Records for the task

▽

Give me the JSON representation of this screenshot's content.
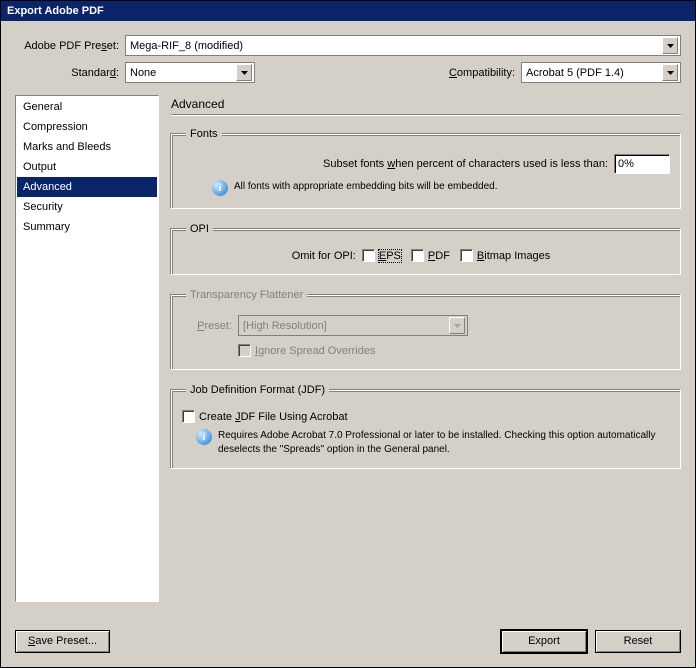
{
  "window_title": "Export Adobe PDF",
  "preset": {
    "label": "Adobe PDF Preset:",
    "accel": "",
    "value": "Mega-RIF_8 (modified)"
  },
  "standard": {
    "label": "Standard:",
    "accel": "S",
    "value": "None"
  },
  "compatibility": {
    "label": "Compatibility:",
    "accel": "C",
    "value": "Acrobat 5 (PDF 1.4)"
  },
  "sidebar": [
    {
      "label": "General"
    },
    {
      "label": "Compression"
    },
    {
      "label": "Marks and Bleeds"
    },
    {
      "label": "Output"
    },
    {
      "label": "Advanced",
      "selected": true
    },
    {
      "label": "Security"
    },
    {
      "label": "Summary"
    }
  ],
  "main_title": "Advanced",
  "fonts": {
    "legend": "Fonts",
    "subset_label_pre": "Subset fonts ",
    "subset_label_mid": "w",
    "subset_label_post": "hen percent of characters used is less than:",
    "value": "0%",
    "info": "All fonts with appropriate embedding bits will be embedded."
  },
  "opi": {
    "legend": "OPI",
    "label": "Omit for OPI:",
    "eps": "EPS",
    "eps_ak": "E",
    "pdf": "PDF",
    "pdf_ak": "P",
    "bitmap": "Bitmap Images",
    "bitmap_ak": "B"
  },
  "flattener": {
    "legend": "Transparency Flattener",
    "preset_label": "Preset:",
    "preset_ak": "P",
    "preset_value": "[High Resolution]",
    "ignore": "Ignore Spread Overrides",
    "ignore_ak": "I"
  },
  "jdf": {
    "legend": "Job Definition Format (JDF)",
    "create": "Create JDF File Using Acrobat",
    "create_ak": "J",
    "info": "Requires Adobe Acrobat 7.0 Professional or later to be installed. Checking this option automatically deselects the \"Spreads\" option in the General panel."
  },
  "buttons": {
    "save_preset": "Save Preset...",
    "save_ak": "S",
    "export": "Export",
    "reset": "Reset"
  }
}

△
▽

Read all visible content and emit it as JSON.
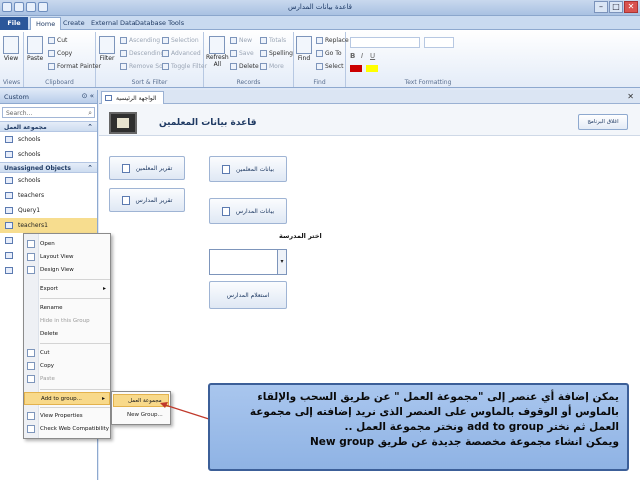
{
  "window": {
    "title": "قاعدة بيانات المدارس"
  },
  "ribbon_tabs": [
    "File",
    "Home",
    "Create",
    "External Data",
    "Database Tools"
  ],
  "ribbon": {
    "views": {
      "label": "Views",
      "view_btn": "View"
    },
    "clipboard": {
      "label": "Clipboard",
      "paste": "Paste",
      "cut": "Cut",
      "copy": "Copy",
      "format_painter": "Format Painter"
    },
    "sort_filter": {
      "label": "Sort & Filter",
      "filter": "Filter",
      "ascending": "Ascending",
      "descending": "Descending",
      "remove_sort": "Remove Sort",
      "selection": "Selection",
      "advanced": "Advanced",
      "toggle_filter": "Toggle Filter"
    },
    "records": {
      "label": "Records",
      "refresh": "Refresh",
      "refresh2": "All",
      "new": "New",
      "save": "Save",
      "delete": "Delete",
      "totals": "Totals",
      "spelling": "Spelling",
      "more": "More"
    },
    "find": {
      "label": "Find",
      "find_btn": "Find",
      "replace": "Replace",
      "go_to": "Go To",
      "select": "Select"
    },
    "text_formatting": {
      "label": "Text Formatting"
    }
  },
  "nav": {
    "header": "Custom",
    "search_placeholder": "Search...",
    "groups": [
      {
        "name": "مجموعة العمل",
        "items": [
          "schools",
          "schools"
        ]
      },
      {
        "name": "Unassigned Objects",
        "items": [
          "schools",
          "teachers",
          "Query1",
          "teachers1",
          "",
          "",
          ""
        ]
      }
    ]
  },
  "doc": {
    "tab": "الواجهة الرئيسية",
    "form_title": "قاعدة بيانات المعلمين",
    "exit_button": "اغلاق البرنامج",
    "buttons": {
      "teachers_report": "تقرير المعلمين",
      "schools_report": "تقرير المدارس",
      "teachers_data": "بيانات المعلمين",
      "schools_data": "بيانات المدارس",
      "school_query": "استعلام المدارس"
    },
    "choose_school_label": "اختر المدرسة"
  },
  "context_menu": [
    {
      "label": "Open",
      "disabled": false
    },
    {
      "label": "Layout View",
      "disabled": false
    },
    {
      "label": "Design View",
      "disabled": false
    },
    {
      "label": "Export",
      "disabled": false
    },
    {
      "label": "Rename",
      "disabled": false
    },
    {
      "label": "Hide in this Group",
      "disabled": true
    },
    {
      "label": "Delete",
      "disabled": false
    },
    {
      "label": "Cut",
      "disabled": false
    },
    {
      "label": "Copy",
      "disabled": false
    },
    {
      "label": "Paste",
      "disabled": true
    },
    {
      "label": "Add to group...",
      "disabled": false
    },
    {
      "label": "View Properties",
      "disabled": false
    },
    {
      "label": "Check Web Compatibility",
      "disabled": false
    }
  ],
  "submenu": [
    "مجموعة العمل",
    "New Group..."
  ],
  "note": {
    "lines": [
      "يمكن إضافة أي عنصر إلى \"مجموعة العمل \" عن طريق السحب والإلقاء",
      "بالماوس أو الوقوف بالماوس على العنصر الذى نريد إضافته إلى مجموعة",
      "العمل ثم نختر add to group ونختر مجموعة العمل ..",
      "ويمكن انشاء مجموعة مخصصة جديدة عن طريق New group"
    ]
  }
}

△

Directions
For each line above that contains the word "طريق", copy that line.

Correct answer
      "يمكن إضافة أي عنصر إلى \"مجموعة العمل \" عن طريق السحب والإلقاء",
      "ويمكن انشاء مجموعة مخصصة جديدة عن طريق New group"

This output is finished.